* Problem details
Pick out the lines below that contain the string "this" and copy them all.

* Supplied records
►

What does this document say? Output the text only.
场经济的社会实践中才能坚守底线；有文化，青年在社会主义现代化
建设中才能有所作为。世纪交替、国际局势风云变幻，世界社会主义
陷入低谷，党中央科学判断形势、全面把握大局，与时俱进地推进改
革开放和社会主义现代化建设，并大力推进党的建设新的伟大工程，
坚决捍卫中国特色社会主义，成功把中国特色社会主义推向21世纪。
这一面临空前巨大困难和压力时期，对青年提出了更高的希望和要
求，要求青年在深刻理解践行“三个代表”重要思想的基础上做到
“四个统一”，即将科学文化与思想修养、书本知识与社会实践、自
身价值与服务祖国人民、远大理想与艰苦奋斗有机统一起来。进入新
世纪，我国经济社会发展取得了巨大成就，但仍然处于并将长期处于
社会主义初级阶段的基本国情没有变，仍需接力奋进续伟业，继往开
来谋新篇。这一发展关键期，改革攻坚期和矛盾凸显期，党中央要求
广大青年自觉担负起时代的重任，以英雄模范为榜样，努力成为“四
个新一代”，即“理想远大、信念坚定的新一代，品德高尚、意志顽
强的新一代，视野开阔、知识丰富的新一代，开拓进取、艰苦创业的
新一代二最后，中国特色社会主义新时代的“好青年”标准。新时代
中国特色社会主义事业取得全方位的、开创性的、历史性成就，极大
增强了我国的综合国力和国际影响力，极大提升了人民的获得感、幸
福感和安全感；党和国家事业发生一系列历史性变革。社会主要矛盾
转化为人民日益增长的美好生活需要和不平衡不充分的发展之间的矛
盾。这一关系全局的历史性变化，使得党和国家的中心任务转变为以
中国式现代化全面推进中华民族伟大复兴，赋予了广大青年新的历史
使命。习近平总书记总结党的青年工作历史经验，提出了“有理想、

◄
►

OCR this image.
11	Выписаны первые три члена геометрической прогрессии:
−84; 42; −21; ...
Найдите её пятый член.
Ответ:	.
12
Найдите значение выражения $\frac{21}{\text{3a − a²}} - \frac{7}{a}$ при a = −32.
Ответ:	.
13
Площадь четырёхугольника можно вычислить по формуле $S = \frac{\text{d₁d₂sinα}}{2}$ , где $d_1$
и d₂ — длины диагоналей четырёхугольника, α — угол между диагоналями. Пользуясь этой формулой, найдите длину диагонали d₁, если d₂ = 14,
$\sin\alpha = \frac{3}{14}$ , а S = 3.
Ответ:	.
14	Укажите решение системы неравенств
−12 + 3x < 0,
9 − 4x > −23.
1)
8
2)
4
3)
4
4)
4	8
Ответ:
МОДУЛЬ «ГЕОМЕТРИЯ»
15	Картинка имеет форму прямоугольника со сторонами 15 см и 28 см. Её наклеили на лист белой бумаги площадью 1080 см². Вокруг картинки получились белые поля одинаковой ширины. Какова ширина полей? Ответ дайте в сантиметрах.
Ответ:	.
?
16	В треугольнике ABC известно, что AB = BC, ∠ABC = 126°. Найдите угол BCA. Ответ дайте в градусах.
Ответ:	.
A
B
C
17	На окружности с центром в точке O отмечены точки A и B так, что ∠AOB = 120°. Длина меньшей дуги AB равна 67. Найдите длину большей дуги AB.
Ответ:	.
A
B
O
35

◄
►

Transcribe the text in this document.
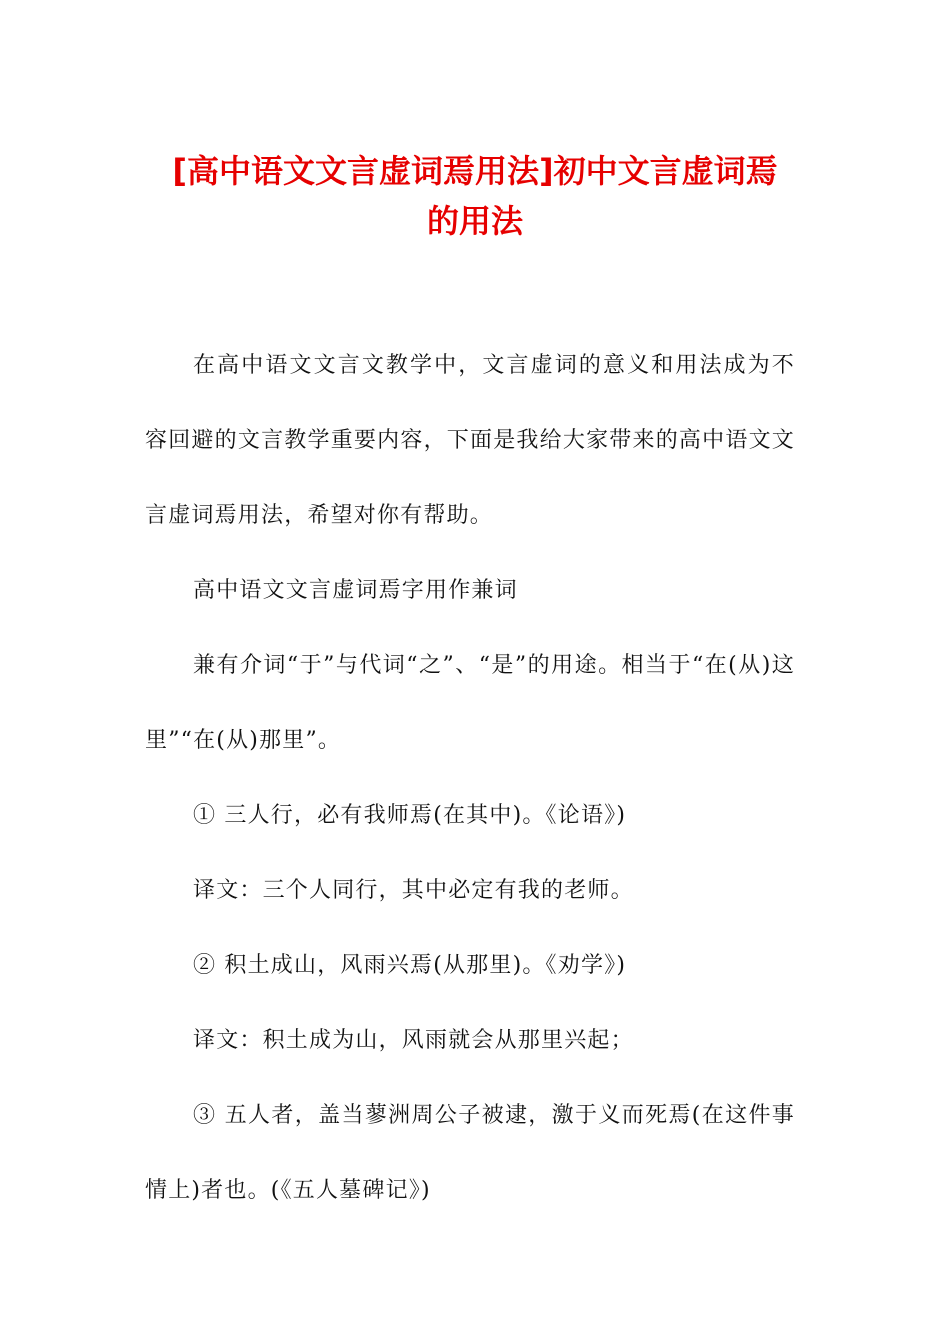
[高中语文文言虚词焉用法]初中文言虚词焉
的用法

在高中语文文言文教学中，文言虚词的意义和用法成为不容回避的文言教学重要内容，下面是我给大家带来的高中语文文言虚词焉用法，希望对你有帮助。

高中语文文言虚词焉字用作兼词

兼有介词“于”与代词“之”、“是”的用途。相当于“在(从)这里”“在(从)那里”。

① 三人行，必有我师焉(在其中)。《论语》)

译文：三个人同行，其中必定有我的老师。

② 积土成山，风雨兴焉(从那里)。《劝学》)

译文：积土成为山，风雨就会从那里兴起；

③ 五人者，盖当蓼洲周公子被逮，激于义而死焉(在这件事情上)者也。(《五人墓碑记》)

◄

* Response to the exercise
What does this document say? Output the text only.
OCR this image.
Transcribe the text in this document.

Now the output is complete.